EXERCISE TASK: Identify the lines that contain the string "современности", then copy each of them.

DATA:

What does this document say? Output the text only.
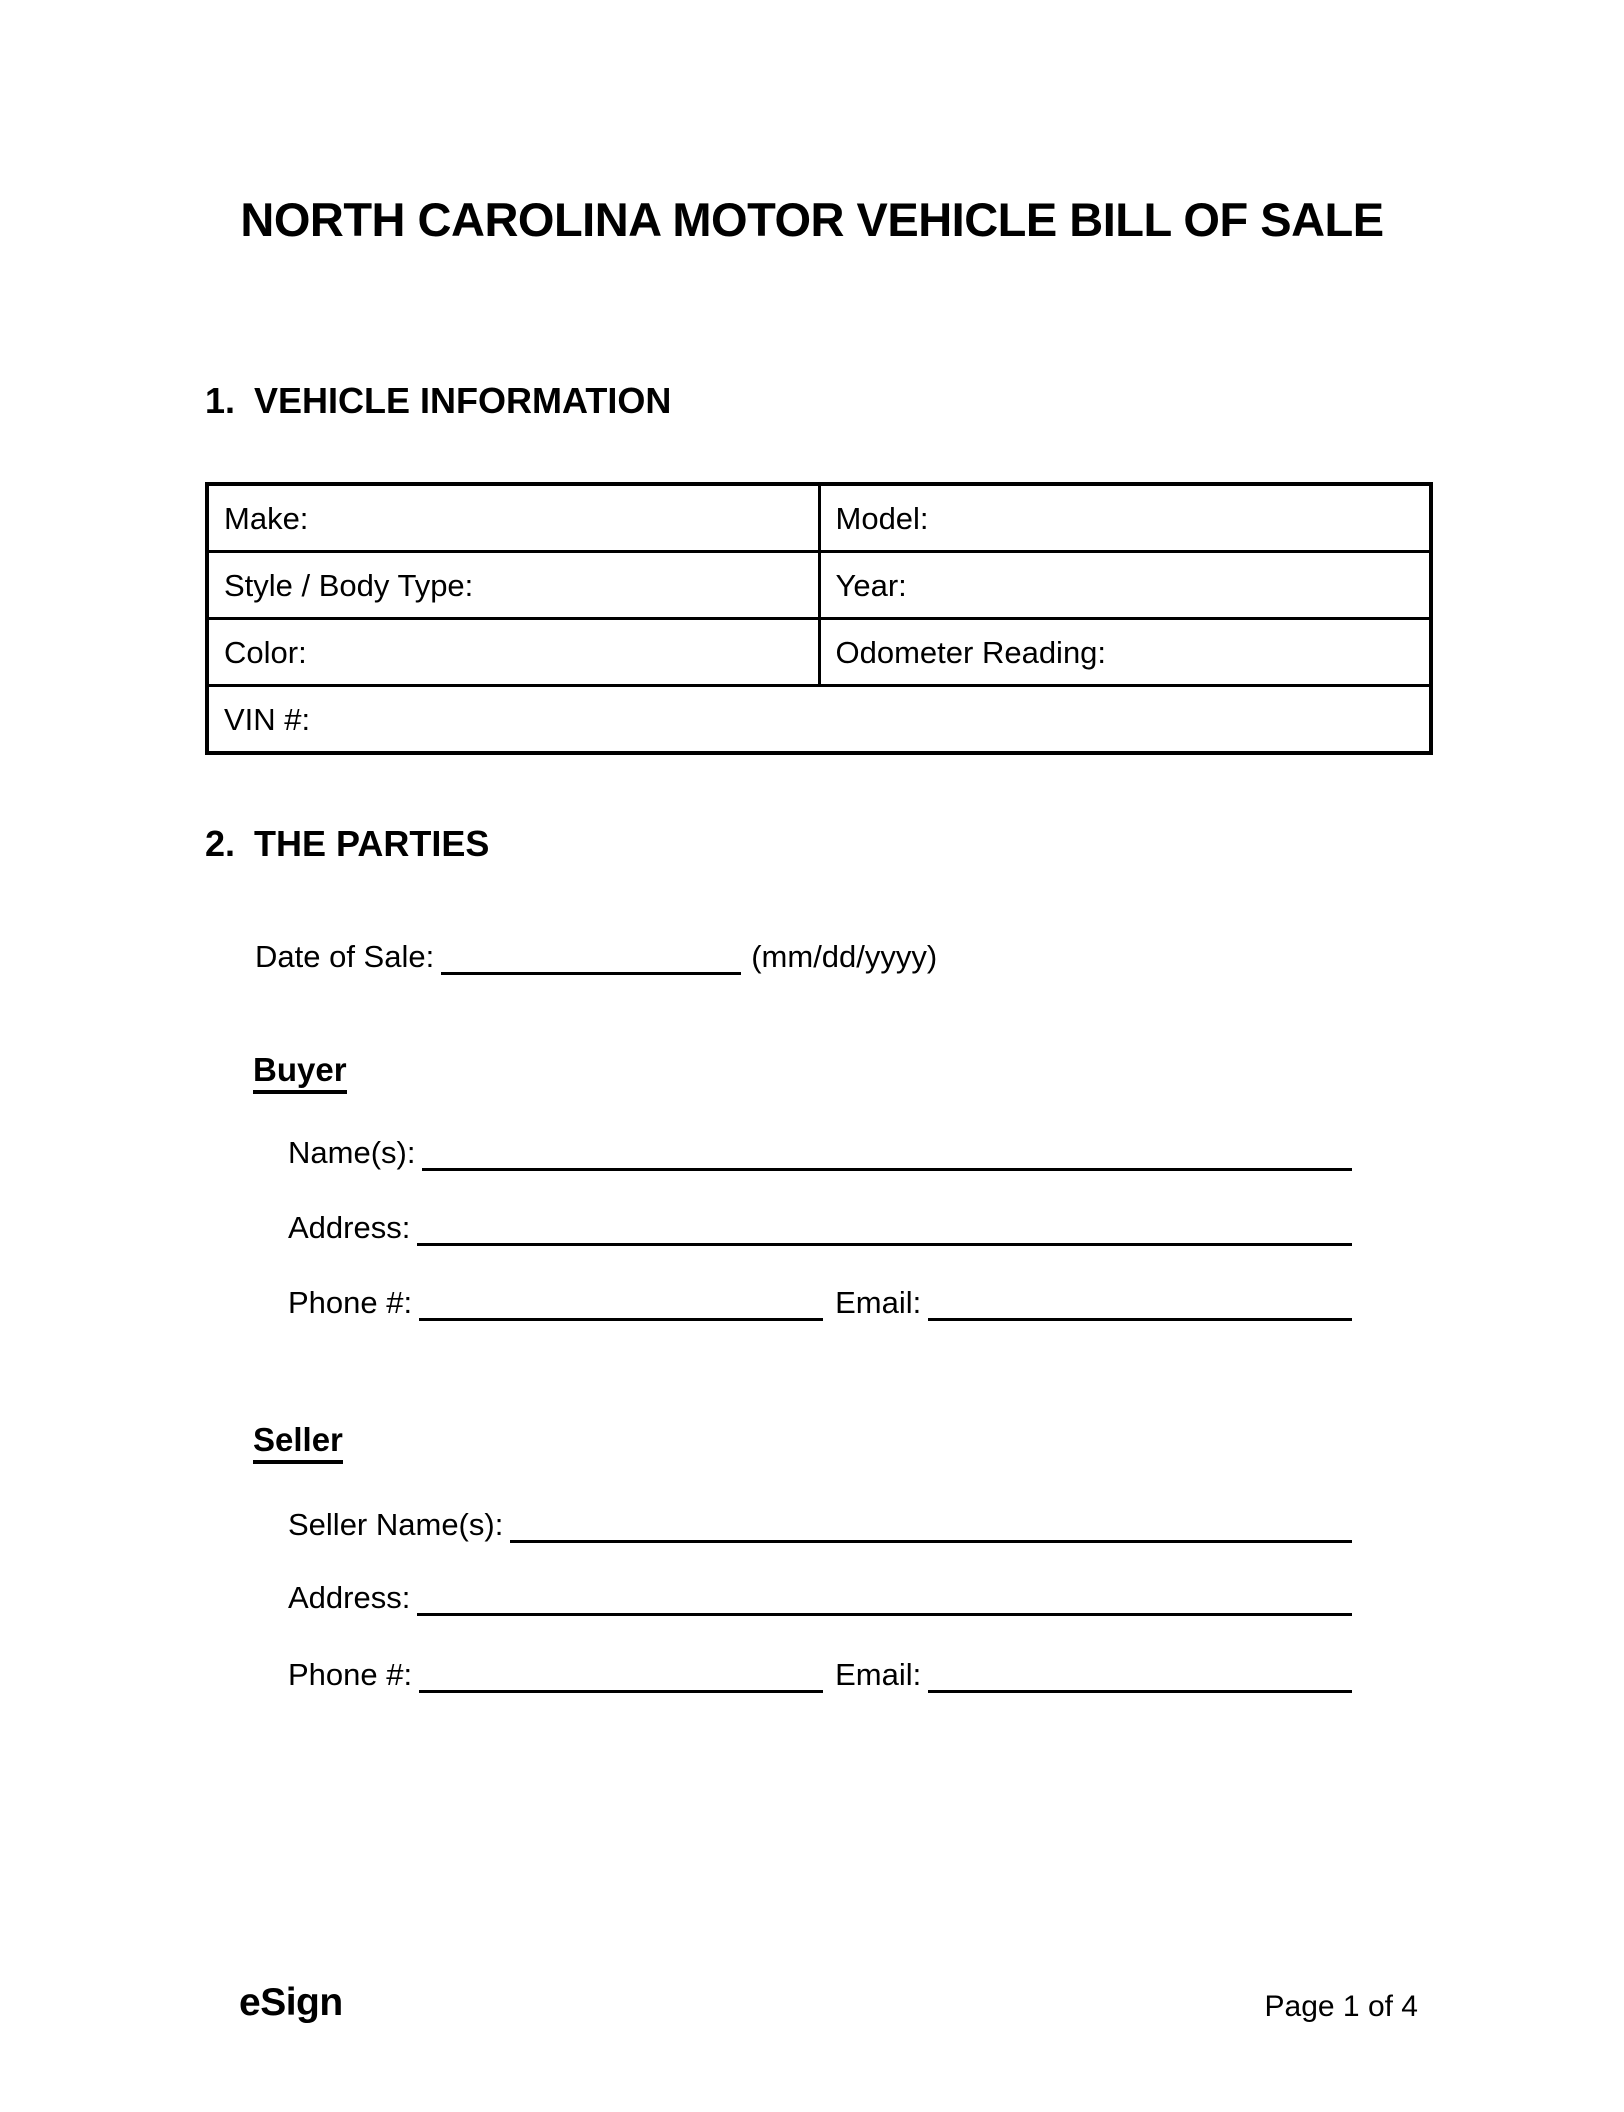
NORTH CAROLINA MOTOR VEHICLE BILL OF SALE
1. VEHICLE INFORMATION
Make:	Model:
Style / Body Type:	Year:
Color:	Odometer Reading:
VIN #:	
2. THE PARTIES
Date of Sale:	(mm/dd/yyyy)
Buyer
Name(s):
Address:
Phone #:	Email:
Seller
Seller Name(s):
Address:
Phone #:	Email:
eSign	Page 1 of 4
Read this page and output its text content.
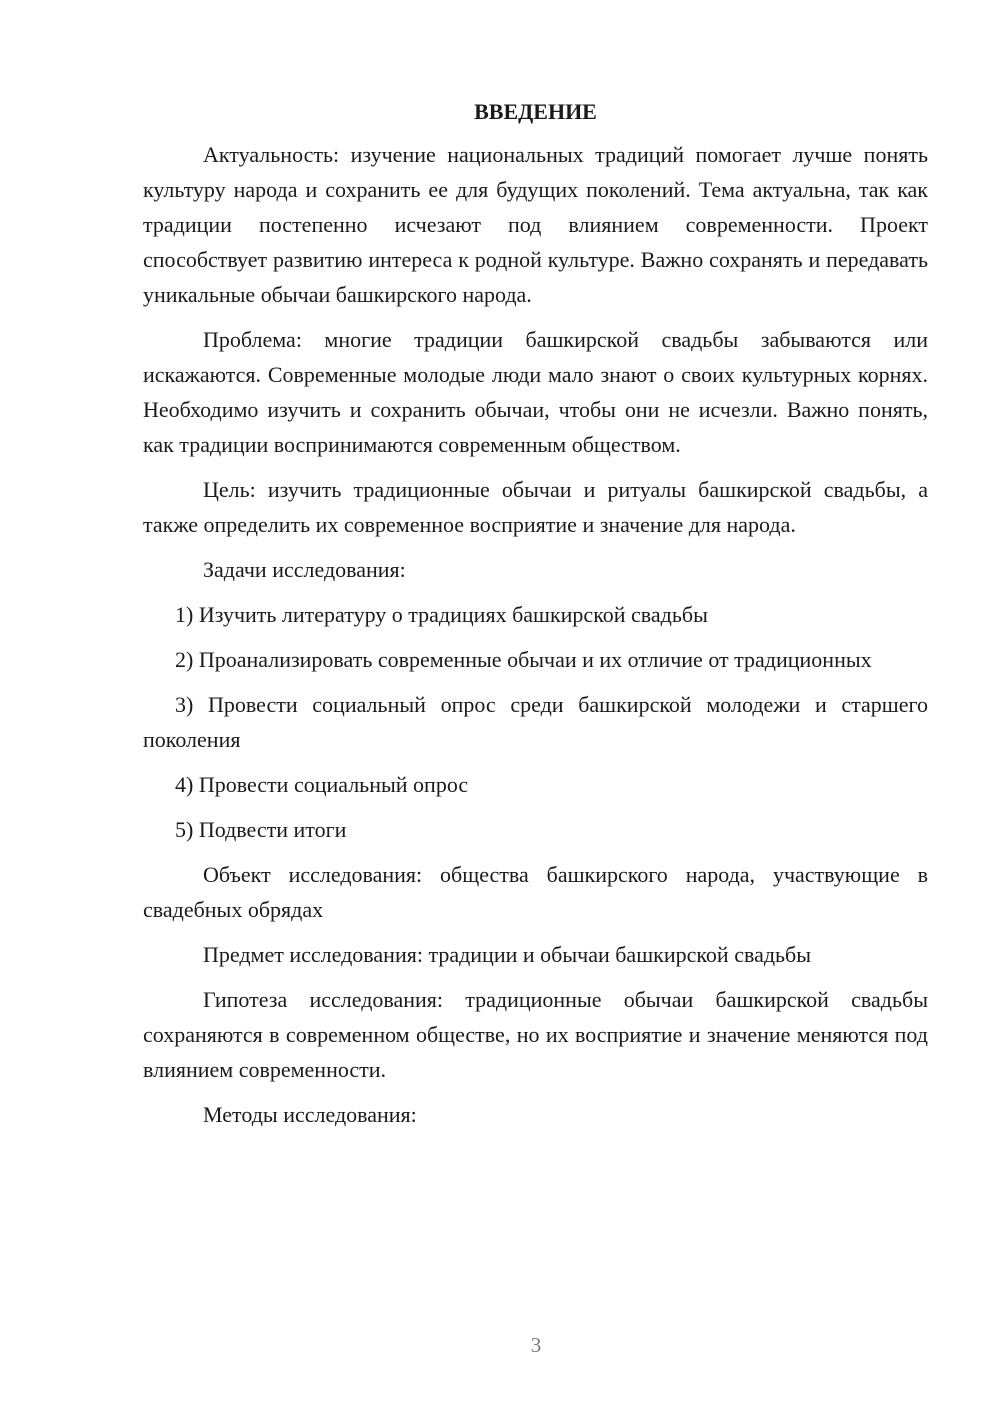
ВВЕДЕНИЕ

Актуальность: изучение национальных традиций помогает лучше понять культуру народа и сохранить ее для будущих поколений. Тема актуальна, так как традиции постепенно исчезают под влиянием современности. Проект способствует развитию интереса к родной культуре. Важно сохранять и передавать уникальные обычаи башкирского народа.

Проблема: многие традиции башкирской свадьбы забываются или искажаются. Современные молодые люди мало знают о своих культурных корнях. Необходимо изучить и сохранить обычаи, чтобы они не исчезли. Важно понять, как традиции воспринимаются современным обществом.

Цель: изучить традиционные обычаи и ритуалы башкирской свадьбы, а также определить их современное восприятие и значение для народа.

Задачи исследования:

1) Изучить литературу о традициях башкирской свадьбы

2) Проанализировать современные обычаи и их отличие от традиционных

3) Провести социальный опрос среди башкирской молодежи и старшего поколения

4) Провести социальный опрос

5) Подвести итоги

Объект исследования: общества башкирского народа, участвующие в свадебных обрядах

Предмет исследования: традиции и обычаи башкирской свадьбы

Гипотеза исследования: традиционные обычаи башкирской свадьбы сохраняются в современном обществе, но их восприятие и значение меняются под влиянием современности.

Методы исследования:

3
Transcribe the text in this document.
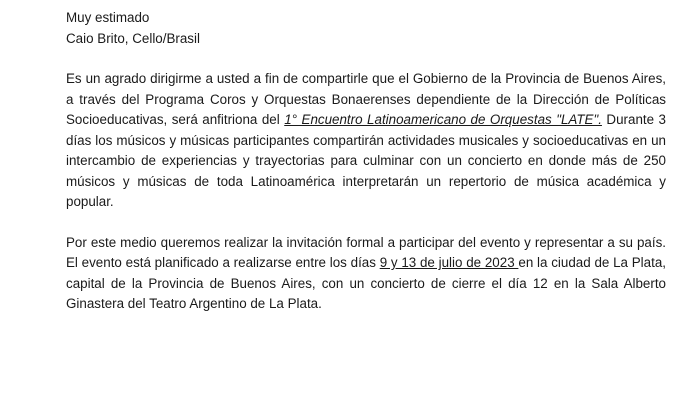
Muy estimado
Caio Brito, Cello/Brasil

Es un agrado dirigirme a usted a fin de compartirle que el Gobierno de la Provincia de Buenos Aires, a través del Programa Coros y Orquestas Bonaerenses dependiente de la Dirección de Políticas Socioeducativas, será anfitriona del 1° Encuentro Latinoamericano de Orquestas "LATE". Durante 3 días los músicos y músicas participantes compartirán actividades musicales y socioeducativas en un intercambio de experiencias y trayectorias para culminar con un concierto en donde más de 250 músicos y músicas de toda Latinoamérica interpretarán un repertorio de música académica y popular.

Por este medio queremos realizar la invitación formal a participar del evento y representar a su país. El evento está planificado a realizarse entre los días 9 y 13 de julio de 2023 en la ciudad de La Plata, capital de la Provincia de Buenos Aires, con un concierto de cierre el día 12 en la Sala Alberto Ginastera del Teatro Argentino de La Plata.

EXERCISE RESPONSE:
Актуальность: изучение национальных традиций помогает лучше понять культуру народа и сохранить ее для будущих поколений. Тема актуальна, так как традиции постепенно исчезают под влиянием современности. Проект способствует развитию интереса к родной культуре. Важно сохранять и передавать уникальные обычаи башкирского народа.
Гипотеза исследования: традиционные обычаи башкирской свадьбы сохраняются в современном обществе, но их восприятие и значение меняются под влиянием современности.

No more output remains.